══ TEXT SEGMENT ══

  8. During the Canon of the Mass I am graced with a profound recollection.
  9. The people have become more reverent in their demeanour.
  10. The entire celebration of Holy Mass has gained in reverence, attention, and devotion.

6 comments:

  1. Sammy9:21 PM

    Are you as pompous in person as you come across on this blog?

    ReplyDelete
  2. If you take another look, Sammy, you'll see the ten reasons are not from me but are, in fact, from a different priest.

    ReplyDelete
  3. Sammy6:28 AM

    I meant your (pompous) phrase "I am happy to grant the request" -- all that's lacking is the royal "we"

    ReplyDelete
  4. Father, for my part, as a long-time reader of this blog, I will vouch for you not being a pompous man. (Anyone who defends Dr. Pepper with as much ardor as you do cannot be pompous. My wife drinks the stuff on occasion, and I just gotta say--that stuff will make anyone humble!)

═══
══ SUPPLIED MATERIAL ══

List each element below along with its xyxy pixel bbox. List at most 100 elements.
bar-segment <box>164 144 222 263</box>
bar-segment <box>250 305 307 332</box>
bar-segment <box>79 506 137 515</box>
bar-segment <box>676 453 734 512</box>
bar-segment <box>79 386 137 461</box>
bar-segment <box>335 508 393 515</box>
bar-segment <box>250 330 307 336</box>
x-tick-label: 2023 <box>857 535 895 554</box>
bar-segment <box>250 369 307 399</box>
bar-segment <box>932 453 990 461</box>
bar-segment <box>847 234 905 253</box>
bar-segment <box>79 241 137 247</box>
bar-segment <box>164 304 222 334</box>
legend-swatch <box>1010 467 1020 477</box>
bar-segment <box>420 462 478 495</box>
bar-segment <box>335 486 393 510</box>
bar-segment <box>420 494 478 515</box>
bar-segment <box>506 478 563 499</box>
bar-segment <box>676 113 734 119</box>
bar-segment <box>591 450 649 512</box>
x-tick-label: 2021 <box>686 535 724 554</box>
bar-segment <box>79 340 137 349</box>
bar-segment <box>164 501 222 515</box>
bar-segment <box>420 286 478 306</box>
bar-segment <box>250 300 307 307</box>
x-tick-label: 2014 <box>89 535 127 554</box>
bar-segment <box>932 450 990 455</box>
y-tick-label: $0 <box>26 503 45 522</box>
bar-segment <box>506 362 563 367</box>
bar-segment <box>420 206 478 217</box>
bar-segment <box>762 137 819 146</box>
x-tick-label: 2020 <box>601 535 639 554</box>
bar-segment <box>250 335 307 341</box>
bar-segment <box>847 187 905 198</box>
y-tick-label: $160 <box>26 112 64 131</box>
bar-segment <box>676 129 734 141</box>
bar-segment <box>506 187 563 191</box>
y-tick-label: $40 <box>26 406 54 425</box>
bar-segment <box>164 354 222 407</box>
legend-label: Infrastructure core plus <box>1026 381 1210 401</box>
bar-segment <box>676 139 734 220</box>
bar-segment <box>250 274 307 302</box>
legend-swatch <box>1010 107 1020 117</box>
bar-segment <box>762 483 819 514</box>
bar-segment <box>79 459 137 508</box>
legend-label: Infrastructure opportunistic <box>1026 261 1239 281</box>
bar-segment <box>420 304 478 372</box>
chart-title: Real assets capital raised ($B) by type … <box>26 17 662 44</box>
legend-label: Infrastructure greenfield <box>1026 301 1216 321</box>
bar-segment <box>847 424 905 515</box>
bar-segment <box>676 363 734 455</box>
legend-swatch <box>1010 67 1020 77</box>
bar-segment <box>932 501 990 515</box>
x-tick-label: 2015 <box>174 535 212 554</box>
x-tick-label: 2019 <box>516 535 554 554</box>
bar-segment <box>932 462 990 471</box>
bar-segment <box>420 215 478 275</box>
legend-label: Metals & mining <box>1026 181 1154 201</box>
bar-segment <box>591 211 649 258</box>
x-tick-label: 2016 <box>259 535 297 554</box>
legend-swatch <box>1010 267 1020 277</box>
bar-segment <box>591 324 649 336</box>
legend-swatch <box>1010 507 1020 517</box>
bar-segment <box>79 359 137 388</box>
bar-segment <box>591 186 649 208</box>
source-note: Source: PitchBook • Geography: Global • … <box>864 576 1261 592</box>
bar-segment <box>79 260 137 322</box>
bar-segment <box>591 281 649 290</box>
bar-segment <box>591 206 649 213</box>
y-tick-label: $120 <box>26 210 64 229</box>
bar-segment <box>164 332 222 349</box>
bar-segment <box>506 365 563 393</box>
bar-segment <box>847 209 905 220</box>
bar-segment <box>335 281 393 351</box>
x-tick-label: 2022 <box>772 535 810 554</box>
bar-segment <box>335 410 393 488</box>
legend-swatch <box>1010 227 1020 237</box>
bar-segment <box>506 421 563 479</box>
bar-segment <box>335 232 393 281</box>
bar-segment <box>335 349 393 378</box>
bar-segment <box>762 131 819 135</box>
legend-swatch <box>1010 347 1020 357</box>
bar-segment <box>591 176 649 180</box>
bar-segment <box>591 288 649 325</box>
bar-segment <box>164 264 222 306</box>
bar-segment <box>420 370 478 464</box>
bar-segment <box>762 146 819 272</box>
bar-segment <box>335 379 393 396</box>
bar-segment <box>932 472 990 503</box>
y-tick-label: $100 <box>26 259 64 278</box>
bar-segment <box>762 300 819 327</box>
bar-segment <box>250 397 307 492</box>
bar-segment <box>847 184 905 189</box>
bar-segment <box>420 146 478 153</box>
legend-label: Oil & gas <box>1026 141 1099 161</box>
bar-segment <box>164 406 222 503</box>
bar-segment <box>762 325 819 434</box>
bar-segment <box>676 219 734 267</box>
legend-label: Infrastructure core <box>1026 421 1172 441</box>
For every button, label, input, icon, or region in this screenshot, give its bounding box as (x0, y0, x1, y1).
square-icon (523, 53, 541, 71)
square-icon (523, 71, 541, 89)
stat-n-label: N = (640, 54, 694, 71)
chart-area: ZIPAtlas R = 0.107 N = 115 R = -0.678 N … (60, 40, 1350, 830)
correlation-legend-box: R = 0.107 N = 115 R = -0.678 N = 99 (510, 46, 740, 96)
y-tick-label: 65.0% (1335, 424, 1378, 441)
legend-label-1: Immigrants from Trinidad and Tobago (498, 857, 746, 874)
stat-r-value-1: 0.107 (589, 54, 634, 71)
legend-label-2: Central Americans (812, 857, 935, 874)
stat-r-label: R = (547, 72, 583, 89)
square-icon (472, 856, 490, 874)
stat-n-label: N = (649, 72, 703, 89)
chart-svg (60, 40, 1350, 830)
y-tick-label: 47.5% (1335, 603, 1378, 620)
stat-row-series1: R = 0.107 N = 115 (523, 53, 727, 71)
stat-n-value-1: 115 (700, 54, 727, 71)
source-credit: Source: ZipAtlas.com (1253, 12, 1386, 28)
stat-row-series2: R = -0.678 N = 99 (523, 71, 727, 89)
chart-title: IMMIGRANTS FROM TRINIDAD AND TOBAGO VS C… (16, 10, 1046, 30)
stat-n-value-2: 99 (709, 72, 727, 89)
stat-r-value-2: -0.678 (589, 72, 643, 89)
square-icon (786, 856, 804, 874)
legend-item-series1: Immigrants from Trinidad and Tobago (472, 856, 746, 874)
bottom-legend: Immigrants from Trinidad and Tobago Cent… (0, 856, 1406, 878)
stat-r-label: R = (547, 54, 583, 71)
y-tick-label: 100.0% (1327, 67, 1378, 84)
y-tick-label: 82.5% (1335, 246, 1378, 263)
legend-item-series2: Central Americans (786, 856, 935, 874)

═══

> **TO DO**:
#1 Decide whether each statement agrees with the blog excerpt, answering yes or no and quoting the words of the excerpt that settle it. (a) According to the list, the people have become more reverent. (b) The blog's author wrote the ten reasons. (c) Sammy objected to the phrase "I am happy to grant the request".
#2 Carry on the blog excerpt past its last sentence.

> **RESULTS FOR THE EXERCISE**:
#1
(a) Yes: "The people have become more reverent in their demeanour."
(b) No: "the ten reasons are not from me but are, in fact, from a different priest."
(c) Yes: "I meant your (pompous) phrase "I am happy to grant the request""

#2
    As far as Fr. Blake's point 2: I've had quite the opposite experience during my forty-plus years of attending Masses in which the priest faces the people, the people for whom Christ died. As I kneel and pray during the Eucharistic prayer, I am face to face with the Real Presence of Christ in the Eucharist. I'm convinced that Jesus' words from the Last Supper-- words that explain on Holy Thursday his willing self-sacrifice on the cross--are directed not just to his Heavenly Father, but also to his apostles. ("Take this bread and eat...") It's those words I'm listening to, and the actual Christ in the consecrated body and blood on the altar that I'm looking at. I'm not viewing the priest as an entertainer or a personality from a talk show. I'm focused on Christ who is RIGHT IN FRONT OF ME in the Eucharist, not an abstraction represented by a geographical direction. The Real Presence trumps facing East any day. All of us--you as priest as well as those of us in the congregation--are gathered around the Real Presence when you stand at the altar and face us with the body and blood.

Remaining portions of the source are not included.